EXERCISE AIM: Write out the data below in full, unchanged, minus the images.

ENTRIES PROVIDED:
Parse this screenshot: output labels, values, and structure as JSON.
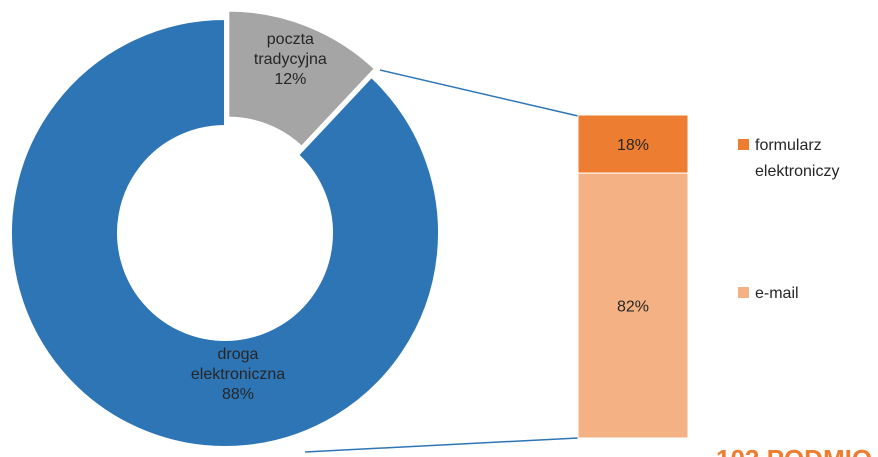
{
  "chart_data": [
    {
      "type": "donut",
      "categories": [
        "poczta tradycyjna",
        "droga elektroniczna"
      ],
      "values": [
        12,
        88
      ],
      "value_labels": [
        "12%",
        "88%"
      ],
      "colors": [
        "#a5a5a5",
        "#2e75b6"
      ]
    },
    {
      "type": "stacked_bar",
      "series": [
        {
          "name": "formularz elektroniczy",
          "color": "#ed7d31",
          "values": [
            18
          ],
          "value_labels": [
            "18%"
          ]
        },
        {
          "name": "e-mail",
          "color": "#f4b183",
          "values": [
            82
          ],
          "value_labels": [
            "82%"
          ]
        }
      ],
      "annotation": "102 PODMIO"
    }
  ]
}
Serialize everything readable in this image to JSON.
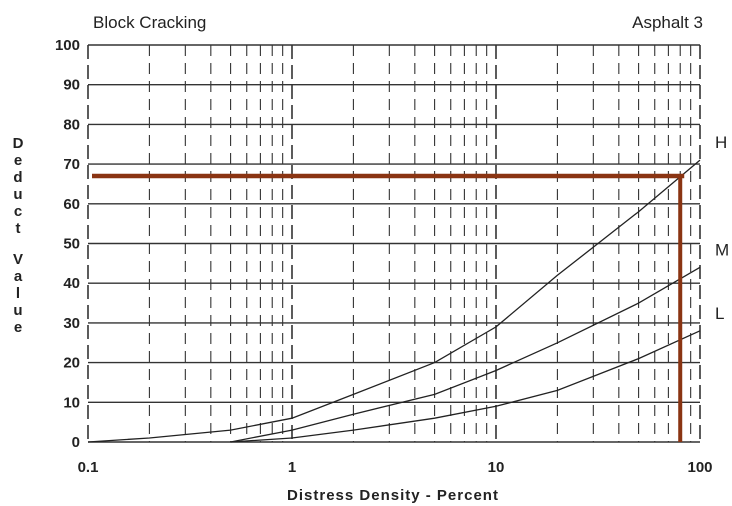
{
  "chart_data": {
    "type": "line",
    "title": "Block Cracking",
    "subtitle": "Asphalt 3",
    "xlabel": "Distress Density - Percent",
    "ylabel": "Deduct Value",
    "x_scale": "log",
    "xlim": [
      0.1,
      100
    ],
    "ylim": [
      0,
      100
    ],
    "x_tick_labels": [
      "0.1",
      "1",
      "10",
      "100"
    ],
    "y_tick_labels": [
      "0",
      "10",
      "20",
      "30",
      "40",
      "50",
      "60",
      "70",
      "80",
      "90",
      "100"
    ],
    "grid": true,
    "series": [
      {
        "name": "H",
        "x": [
          0.1,
          0.2,
          0.5,
          1,
          2,
          5,
          10,
          20,
          50,
          100
        ],
        "y": [
          0,
          1,
          3,
          6,
          12,
          20,
          29,
          42,
          58,
          71
        ]
      },
      {
        "name": "M",
        "x": [
          0.5,
          1,
          2,
          5,
          10,
          20,
          50,
          100
        ],
        "y": [
          0,
          3,
          7,
          12,
          18,
          25,
          35,
          44
        ]
      },
      {
        "name": "L",
        "x": [
          0.5,
          1,
          2,
          5,
          10,
          20,
          50,
          100
        ],
        "y": [
          0,
          1,
          3,
          6,
          9,
          13,
          21,
          28
        ]
      }
    ],
    "annotation": {
      "color": "#8a3412",
      "x": 80,
      "y": 67
    }
  }
}
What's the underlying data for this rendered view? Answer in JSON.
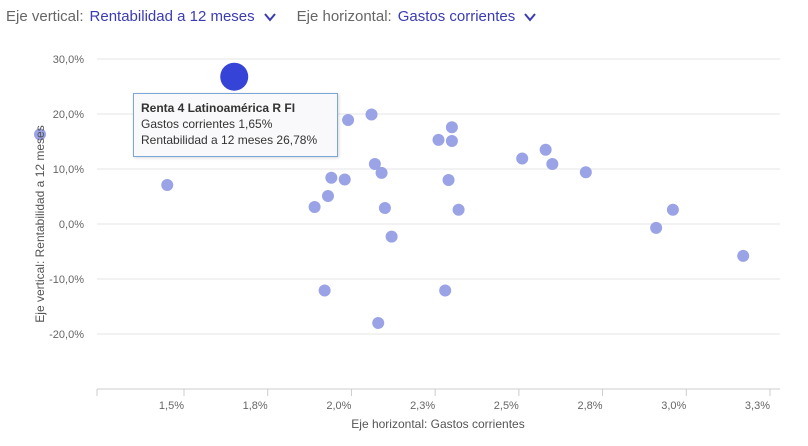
{
  "controls": {
    "vertical": {
      "label": "Eje vertical:",
      "value": "Rentabilidad a 12 meses"
    },
    "horizontal": {
      "label": "Eje horizontal:",
      "value": "Gastos corrientes"
    },
    "dropdown_icon": "chevron-down-icon"
  },
  "colors": {
    "accent": "#3b3bb5",
    "point": "#9aa3e6",
    "highlight": "#3544d6",
    "grid": "#e6e6e6",
    "tooltip_border": "#7aa7d8"
  },
  "tooltip": {
    "title": "Renta 4 Latinoamérica R FI",
    "line1": "Gastos corrientes 1,65%",
    "line2": "Rentabilidad a 12 meses 26,78%"
  },
  "chart_data": {
    "type": "scatter",
    "xlabel": "Eje horizontal: Gastos corrientes",
    "ylabel": "Eje vertical: Rentabilidad a 12 meses",
    "xlim": [
      1.0,
      3.25
    ],
    "ylim": [
      -30,
      30
    ],
    "x_ticks": [
      {
        "value": 1.5,
        "label": "1,5%"
      },
      {
        "value": 1.75,
        "label": "1,8%"
      },
      {
        "value": 2.0,
        "label": "2,0%"
      },
      {
        "value": 2.25,
        "label": "2,3%"
      },
      {
        "value": 2.5,
        "label": "2,5%"
      },
      {
        "value": 2.75,
        "label": "2,8%"
      },
      {
        "value": 3.0,
        "label": "3,0%"
      },
      {
        "value": 3.25,
        "label": "3,3%"
      }
    ],
    "y_ticks": [
      {
        "value": 30,
        "label": "30,0%"
      },
      {
        "value": 20,
        "label": "20,0%"
      },
      {
        "value": 10,
        "label": "10,0%"
      },
      {
        "value": 0,
        "label": "0,0%"
      },
      {
        "value": -10,
        "label": "-10,0%"
      },
      {
        "value": -20,
        "label": "-20,0%"
      }
    ],
    "grid": true,
    "highlight": {
      "x": 1.65,
      "y": 26.78
    },
    "points": [
      {
        "x": 1.07,
        "y": 16.3
      },
      {
        "x": 1.45,
        "y": 7.1
      },
      {
        "x": 1.84,
        "y": 15.0
      },
      {
        "x": 1.89,
        "y": 3.1
      },
      {
        "x": 1.92,
        "y": -12.1
      },
      {
        "x": 1.93,
        "y": 5.1
      },
      {
        "x": 1.94,
        "y": 8.4
      },
      {
        "x": 1.98,
        "y": 8.1
      },
      {
        "x": 1.99,
        "y": 18.9
      },
      {
        "x": 2.06,
        "y": 19.9
      },
      {
        "x": 2.07,
        "y": 10.9
      },
      {
        "x": 2.08,
        "y": -18.0
      },
      {
        "x": 2.09,
        "y": 9.3
      },
      {
        "x": 2.1,
        "y": 2.9
      },
      {
        "x": 2.12,
        "y": -2.3
      },
      {
        "x": 2.26,
        "y": 15.3
      },
      {
        "x": 2.28,
        "y": -12.1
      },
      {
        "x": 2.29,
        "y": 8.0
      },
      {
        "x": 2.3,
        "y": 17.6
      },
      {
        "x": 2.3,
        "y": 15.1
      },
      {
        "x": 2.32,
        "y": 2.6
      },
      {
        "x": 2.51,
        "y": 11.9
      },
      {
        "x": 2.58,
        "y": 13.5
      },
      {
        "x": 2.6,
        "y": 10.9
      },
      {
        "x": 2.7,
        "y": 9.4
      },
      {
        "x": 2.91,
        "y": -0.7
      },
      {
        "x": 2.96,
        "y": 2.6
      },
      {
        "x": 3.17,
        "y": -5.8
      }
    ]
  }
}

SOLVED EXERCISE:
Parse this screenshot: output labels, values, and structure as JSON.
{
  "chart_data": [
    {
      "type": "donut",
      "categories": [
        "poczta tradycyjna",
        "droga elektroniczna"
      ],
      "values": [
        12,
        88
      ],
      "value_labels": [
        "12%",
        "88%"
      ],
      "colors": [
        "#a5a5a5",
        "#2e75b6"
      ]
    },
    {
      "type": "stacked_bar",
      "series": [
        {
          "name": "formularz elektroniczy",
          "color": "#ed7d31",
          "values": [
            18
          ],
          "value_labels": [
            "18%"
          ]
        },
        {
          "name": "e-mail",
          "color": "#f4b183",
          "values": [
            82
          ],
          "value_labels": [
            "82%"
          ]
        }
      ],
      "annotation": "102 PODMIO"
    }
  ]
}
Serialize everything readable in this image to JSON.
{
  "chart_data": {
    "type": "line",
    "title": "Block Cracking",
    "subtitle": "Asphalt 3",
    "xlabel": "Distress Density - Percent",
    "ylabel": "Deduct Value",
    "x_scale": "log",
    "xlim": [
      0.1,
      100
    ],
    "ylim": [
      0,
      100
    ],
    "x_tick_labels": [
      "0.1",
      "1",
      "10",
      "100"
    ],
    "y_tick_labels": [
      "0",
      "10",
      "20",
      "30",
      "40",
      "50",
      "60",
      "70",
      "80",
      "90",
      "100"
    ],
    "grid": true,
    "series": [
      {
        "name": "H",
        "x": [
          0.1,
          0.2,
          0.5,
          1,
          2,
          5,
          10,
          20,
          50,
          100
        ],
        "y": [
          0,
          1,
          3,
          6,
          12,
          20,
          29,
          42,
          58,
          71
        ]
      },
      {
        "name": "M",
        "x": [
          0.5,
          1,
          2,
          5,
          10,
          20,
          50,
          100
        ],
        "y": [
          0,
          3,
          7,
          12,
          18,
          25,
          35,
          44
        ]
      },
      {
        "name": "L",
        "x": [
          0.5,
          1,
          2,
          5,
          10,
          20,
          50,
          100
        ],
        "y": [
          0,
          1,
          3,
          6,
          9,
          13,
          21,
          28
        ]
      }
    ],
    "annotation": {
      "color": "#8a3412",
      "x": 80,
      "y": 67
    }
  }
}
What's the underlying data for this rendered view? Answer in JSON.
{
  "controls": {
    "vertical": {
      "label": "Eje vertical:",
      "value": "Rentabilidad a 12 meses"
    },
    "horizontal": {
      "label": "Eje horizontal:",
      "value": "Gastos corrientes"
    },
    "dropdown_icon": "chevron-down-icon"
  },
  "colors": {
    "accent": "#3b3bb5",
    "point": "#9aa3e6",
    "highlight": "#3544d6",
    "grid": "#e6e6e6",
    "tooltip_border": "#7aa7d8"
  },
  "tooltip": {
    "title": "Renta 4 Latinoamérica R FI",
    "line1": "Gastos corrientes 1,65%",
    "line2": "Rentabilidad a 12 meses 26,78%"
  },
  "chart_data": {
    "type": "scatter",
    "xlabel": "Eje horizontal: Gastos corrientes",
    "ylabel": "Eje vertical: Rentabilidad a 12 meses",
    "xlim": [
      1.0,
      3.25
    ],
    "ylim": [
      -30,
      30
    ],
    "x_ticks": [
      {
        "value": 1.5,
        "label": "1,5%"
      },
      {
        "value": 1.75,
        "label": "1,8%"
      },
      {
        "value": 2.0,
        "label": "2,0%"
      },
      {
        "value": 2.25,
        "label": "2,3%"
      },
      {
        "value": 2.5,
        "label": "2,5%"
      },
      {
        "value": 2.75,
        "label": "2,8%"
      },
      {
        "value": 3.0,
        "label": "3,0%"
      },
      {
        "value": 3.25,
        "label": "3,3%"
      }
    ],
    "y_ticks": [
      {
        "value": 30,
        "label": "30,0%"
      },
      {
        "value": 20,
        "label": "20,0%"
      },
      {
        "value": 10,
        "label": "10,0%"
      },
      {
        "value": 0,
        "label": "0,0%"
      },
      {
        "value": -10,
        "label": "-10,0%"
      },
      {
        "value": -20,
        "label": "-20,0%"
      }
    ],
    "grid": true,
    "highlight": {
      "x": 1.65,
      "y": 26.78
    },
    "points": [
      {
        "x": 1.07,
        "y": 16.3
      },
      {
        "x": 1.45,
        "y": 7.1
      },
      {
        "x": 1.84,
        "y": 15.0
      },
      {
        "x": 1.89,
        "y": 3.1
      },
      {
        "x": 1.92,
        "y": -12.1
      },
      {
        "x": 1.93,
        "y": 5.1
      },
      {
        "x": 1.94,
        "y": 8.4
      },
      {
        "x": 1.98,
        "y": 8.1
      },
      {
        "x": 1.99,
        "y": 18.9
      },
      {
        "x": 2.06,
        "y": 19.9
      },
      {
        "x": 2.07,
        "y": 10.9
      },
      {
        "x": 2.08,
        "y": -18.0
      },
      {
        "x": 2.09,
        "y": 9.3
      },
      {
        "x": 2.1,
        "y": 2.9
      },
      {
        "x": 2.12,
        "y": -2.3
      },
      {
        "x": 2.26,
        "y": 15.3
      },
      {
        "x": 2.28,
        "y": -12.1
      },
      {
        "x": 2.29,
        "y": 8.0
      },
      {
        "x": 2.3,
        "y": 17.6
      },
      {
        "x": 2.3,
        "y": 15.1
      },
      {
        "x": 2.32,
        "y": 2.6
      },
      {
        "x": 2.51,
        "y": 11.9
      },
      {
        "x": 2.58,
        "y": 13.5
      },
      {
        "x": 2.6,
        "y": 10.9
      },
      {
        "x": 2.7,
        "y": 9.4
      },
      {
        "x": 2.91,
        "y": -0.7
      },
      {
        "x": 2.96,
        "y": 2.6
      },
      {
        "x": 3.17,
        "y": -5.8
      }
    ]
  }
}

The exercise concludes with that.